(Work to complete): Collect each line of the records containing the string "What".

(Given information):

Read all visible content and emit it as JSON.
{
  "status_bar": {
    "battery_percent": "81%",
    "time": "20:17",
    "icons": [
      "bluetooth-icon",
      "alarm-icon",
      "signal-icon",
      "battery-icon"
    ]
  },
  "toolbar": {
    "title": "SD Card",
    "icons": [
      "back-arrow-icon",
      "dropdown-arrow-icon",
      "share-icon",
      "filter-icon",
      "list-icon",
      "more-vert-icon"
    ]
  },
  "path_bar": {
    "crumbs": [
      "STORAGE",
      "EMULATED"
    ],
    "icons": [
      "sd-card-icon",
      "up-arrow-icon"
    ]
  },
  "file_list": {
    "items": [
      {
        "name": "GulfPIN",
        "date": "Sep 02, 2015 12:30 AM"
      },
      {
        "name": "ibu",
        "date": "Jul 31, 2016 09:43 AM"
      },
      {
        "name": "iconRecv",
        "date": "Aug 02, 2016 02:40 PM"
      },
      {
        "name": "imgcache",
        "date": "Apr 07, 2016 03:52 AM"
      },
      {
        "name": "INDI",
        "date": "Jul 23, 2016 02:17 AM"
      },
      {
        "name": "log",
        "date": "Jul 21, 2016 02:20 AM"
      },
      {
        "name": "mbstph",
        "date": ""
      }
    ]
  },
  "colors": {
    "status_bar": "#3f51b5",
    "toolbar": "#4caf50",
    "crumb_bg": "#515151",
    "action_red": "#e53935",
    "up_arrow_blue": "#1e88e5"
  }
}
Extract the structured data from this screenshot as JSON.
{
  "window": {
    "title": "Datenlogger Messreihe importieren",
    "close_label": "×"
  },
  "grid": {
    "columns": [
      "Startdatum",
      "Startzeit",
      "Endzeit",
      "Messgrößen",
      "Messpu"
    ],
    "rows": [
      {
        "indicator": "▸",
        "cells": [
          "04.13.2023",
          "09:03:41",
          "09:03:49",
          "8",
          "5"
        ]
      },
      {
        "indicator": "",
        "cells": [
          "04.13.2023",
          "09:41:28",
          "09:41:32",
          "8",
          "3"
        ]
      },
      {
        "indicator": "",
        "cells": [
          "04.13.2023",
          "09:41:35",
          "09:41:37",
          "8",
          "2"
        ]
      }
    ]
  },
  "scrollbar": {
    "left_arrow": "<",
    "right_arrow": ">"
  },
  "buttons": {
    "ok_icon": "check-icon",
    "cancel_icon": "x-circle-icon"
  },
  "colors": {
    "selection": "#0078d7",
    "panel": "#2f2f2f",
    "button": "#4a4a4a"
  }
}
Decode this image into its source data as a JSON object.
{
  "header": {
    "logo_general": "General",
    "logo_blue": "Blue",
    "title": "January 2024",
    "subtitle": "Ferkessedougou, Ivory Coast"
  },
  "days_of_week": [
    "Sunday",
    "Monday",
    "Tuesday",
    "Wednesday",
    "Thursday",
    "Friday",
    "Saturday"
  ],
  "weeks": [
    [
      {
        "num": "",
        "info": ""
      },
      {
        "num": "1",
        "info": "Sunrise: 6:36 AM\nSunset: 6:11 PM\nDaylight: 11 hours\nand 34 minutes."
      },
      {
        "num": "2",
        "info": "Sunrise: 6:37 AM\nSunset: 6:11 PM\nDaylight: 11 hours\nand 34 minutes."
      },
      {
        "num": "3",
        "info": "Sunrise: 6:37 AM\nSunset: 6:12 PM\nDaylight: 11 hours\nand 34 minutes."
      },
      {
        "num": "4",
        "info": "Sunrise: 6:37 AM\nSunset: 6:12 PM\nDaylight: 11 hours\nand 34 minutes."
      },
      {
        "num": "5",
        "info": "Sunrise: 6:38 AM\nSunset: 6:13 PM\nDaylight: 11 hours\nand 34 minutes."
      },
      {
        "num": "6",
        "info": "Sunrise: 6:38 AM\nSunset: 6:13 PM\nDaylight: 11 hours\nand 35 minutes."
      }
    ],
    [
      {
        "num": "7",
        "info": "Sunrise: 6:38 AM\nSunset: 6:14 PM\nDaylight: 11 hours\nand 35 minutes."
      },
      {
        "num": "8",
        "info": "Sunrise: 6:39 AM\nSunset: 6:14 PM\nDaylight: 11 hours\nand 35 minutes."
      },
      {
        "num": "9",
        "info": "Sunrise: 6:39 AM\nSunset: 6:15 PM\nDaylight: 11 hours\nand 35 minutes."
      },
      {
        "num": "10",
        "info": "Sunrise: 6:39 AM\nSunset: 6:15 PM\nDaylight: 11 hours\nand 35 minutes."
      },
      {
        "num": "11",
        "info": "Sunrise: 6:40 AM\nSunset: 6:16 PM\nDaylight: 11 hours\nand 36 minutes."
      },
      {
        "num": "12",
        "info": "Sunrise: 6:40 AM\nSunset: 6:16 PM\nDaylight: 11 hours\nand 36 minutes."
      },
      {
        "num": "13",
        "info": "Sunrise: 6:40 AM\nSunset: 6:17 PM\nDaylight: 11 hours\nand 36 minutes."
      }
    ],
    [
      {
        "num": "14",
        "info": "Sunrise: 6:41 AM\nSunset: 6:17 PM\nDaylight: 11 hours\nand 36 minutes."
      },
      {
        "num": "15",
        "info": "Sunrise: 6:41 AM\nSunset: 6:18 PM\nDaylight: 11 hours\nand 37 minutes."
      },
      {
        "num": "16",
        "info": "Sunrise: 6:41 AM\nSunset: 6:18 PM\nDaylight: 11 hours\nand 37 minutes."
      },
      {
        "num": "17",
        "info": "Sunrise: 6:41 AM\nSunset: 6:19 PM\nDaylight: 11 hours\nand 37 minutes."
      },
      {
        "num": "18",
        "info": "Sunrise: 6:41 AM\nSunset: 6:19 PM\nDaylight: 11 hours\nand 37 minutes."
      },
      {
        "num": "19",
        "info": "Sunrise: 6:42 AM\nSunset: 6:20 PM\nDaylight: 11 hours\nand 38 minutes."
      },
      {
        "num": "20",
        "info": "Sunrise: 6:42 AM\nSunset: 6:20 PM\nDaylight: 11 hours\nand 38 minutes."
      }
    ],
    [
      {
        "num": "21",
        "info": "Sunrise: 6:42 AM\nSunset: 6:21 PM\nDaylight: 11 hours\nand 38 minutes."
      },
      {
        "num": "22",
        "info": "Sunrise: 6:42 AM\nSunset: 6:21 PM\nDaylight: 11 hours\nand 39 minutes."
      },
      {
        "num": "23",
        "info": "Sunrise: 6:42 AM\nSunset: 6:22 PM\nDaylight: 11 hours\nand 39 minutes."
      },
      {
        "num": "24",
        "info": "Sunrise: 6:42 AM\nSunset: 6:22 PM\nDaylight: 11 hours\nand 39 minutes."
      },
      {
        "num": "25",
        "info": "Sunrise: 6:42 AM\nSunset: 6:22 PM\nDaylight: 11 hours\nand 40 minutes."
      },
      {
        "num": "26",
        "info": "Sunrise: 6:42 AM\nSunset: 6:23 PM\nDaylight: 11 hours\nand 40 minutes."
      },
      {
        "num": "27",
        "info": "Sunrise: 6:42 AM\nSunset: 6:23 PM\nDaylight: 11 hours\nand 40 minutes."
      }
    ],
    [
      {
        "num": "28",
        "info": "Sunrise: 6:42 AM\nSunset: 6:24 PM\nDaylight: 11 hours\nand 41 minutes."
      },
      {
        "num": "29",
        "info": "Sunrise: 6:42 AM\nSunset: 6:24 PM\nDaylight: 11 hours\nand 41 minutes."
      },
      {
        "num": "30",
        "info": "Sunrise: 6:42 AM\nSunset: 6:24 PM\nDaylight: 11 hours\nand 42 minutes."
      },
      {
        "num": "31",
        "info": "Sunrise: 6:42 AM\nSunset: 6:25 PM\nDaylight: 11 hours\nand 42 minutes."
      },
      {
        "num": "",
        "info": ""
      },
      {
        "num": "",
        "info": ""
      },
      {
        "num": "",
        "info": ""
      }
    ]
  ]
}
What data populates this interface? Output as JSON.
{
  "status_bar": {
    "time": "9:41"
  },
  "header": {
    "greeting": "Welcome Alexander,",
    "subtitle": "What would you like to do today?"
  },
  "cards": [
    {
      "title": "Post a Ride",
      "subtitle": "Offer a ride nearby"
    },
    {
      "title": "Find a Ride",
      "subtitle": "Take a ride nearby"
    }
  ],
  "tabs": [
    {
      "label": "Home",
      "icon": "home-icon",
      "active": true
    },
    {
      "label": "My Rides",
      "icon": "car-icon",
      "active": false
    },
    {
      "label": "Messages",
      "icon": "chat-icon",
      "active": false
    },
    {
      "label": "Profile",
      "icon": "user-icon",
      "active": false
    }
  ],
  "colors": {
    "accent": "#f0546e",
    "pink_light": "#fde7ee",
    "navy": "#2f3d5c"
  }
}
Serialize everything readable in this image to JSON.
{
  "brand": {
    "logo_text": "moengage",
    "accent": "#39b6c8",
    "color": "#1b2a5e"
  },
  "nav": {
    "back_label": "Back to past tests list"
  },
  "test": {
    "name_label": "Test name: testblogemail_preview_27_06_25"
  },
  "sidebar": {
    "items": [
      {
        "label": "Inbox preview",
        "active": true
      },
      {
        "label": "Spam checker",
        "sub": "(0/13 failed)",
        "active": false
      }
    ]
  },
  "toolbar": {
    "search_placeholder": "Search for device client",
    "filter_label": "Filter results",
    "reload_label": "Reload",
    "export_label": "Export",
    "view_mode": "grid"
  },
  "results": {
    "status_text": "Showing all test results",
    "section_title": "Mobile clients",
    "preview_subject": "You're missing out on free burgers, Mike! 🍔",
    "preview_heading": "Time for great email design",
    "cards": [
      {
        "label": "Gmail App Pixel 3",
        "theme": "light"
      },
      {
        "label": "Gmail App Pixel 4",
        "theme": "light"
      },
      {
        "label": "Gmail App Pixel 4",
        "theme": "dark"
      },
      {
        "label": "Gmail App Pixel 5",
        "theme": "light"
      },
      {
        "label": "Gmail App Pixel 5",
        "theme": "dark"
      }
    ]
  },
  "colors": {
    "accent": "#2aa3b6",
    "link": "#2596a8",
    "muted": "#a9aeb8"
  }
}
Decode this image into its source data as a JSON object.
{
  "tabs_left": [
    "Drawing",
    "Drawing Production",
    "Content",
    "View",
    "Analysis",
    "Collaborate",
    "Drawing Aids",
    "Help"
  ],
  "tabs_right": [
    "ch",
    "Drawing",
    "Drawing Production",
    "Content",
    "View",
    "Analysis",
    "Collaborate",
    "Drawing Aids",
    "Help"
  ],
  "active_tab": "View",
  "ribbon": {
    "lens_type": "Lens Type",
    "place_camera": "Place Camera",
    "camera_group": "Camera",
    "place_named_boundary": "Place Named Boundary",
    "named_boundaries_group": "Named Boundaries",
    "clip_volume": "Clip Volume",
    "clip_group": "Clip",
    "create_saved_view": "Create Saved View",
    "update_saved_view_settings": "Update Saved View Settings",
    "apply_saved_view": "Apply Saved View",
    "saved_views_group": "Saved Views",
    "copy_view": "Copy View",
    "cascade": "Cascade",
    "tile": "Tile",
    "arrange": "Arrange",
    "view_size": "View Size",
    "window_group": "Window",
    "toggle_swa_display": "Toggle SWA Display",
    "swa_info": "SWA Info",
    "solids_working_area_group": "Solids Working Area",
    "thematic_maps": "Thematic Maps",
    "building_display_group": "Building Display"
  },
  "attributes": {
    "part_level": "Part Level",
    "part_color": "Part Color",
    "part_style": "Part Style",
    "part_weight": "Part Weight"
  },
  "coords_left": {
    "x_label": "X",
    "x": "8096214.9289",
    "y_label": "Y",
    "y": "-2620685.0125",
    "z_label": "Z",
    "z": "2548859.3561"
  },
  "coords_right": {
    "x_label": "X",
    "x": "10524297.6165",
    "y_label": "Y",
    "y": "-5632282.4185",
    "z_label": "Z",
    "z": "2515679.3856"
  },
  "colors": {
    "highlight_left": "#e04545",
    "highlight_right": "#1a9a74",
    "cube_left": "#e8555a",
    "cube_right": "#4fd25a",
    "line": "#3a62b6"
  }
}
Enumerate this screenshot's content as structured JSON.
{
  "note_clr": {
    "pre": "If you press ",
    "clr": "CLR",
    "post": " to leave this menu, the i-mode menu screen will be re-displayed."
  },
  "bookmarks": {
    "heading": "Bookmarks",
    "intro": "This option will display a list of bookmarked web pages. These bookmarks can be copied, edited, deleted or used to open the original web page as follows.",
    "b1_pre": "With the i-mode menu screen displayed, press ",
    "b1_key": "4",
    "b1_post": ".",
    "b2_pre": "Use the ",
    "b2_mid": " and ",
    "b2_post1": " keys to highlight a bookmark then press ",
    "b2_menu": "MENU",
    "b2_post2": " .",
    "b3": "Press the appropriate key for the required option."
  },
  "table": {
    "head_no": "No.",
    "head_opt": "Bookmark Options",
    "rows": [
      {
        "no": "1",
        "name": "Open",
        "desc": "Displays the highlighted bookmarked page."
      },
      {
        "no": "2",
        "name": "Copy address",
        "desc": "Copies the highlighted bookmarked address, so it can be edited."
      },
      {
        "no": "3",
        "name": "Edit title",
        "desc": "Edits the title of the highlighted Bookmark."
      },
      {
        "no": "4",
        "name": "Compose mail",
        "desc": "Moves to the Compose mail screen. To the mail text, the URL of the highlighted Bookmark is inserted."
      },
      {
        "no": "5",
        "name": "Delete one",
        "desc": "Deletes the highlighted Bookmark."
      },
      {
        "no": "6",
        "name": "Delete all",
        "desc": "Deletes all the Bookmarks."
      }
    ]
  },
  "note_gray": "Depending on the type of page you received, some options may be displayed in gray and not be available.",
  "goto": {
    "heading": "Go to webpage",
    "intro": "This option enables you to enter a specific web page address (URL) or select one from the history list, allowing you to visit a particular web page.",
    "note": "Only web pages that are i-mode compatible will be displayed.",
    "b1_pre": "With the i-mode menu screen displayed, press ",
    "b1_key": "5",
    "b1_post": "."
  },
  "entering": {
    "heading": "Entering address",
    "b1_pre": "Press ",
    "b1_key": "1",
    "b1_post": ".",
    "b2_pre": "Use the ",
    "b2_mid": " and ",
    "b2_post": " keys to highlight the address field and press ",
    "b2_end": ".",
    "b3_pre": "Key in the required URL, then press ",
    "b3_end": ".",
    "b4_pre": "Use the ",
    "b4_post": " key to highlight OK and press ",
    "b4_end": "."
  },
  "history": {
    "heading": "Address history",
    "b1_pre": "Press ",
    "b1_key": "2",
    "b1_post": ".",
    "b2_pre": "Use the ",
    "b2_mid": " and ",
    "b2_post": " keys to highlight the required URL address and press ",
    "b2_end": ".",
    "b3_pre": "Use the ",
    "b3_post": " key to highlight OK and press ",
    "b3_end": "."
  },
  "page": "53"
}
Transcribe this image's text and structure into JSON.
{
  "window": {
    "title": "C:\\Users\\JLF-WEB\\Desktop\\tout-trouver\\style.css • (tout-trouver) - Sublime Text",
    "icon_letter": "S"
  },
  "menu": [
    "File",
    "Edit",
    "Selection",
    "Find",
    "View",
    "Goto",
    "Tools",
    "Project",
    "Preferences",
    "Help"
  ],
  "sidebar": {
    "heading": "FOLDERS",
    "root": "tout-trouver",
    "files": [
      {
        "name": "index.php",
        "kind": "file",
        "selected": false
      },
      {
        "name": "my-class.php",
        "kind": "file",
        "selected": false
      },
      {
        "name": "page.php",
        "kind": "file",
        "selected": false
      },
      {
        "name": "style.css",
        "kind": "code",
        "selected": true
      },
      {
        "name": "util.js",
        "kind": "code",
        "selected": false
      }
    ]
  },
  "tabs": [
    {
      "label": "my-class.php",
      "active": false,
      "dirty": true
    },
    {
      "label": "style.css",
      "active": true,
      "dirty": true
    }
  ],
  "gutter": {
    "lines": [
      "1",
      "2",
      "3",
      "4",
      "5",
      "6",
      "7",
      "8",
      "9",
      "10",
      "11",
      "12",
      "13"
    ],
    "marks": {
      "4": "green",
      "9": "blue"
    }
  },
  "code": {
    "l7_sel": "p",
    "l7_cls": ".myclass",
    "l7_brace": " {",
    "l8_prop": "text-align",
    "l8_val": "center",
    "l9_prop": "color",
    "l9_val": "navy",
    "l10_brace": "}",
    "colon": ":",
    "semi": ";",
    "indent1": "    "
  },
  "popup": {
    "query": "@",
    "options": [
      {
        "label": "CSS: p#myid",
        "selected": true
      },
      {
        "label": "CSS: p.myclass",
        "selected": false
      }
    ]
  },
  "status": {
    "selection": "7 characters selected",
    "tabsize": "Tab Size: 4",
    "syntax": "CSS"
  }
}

(Exercise response):
What data populates this interface? Output as JSON.
    "subtitle": "What would you like to do today?"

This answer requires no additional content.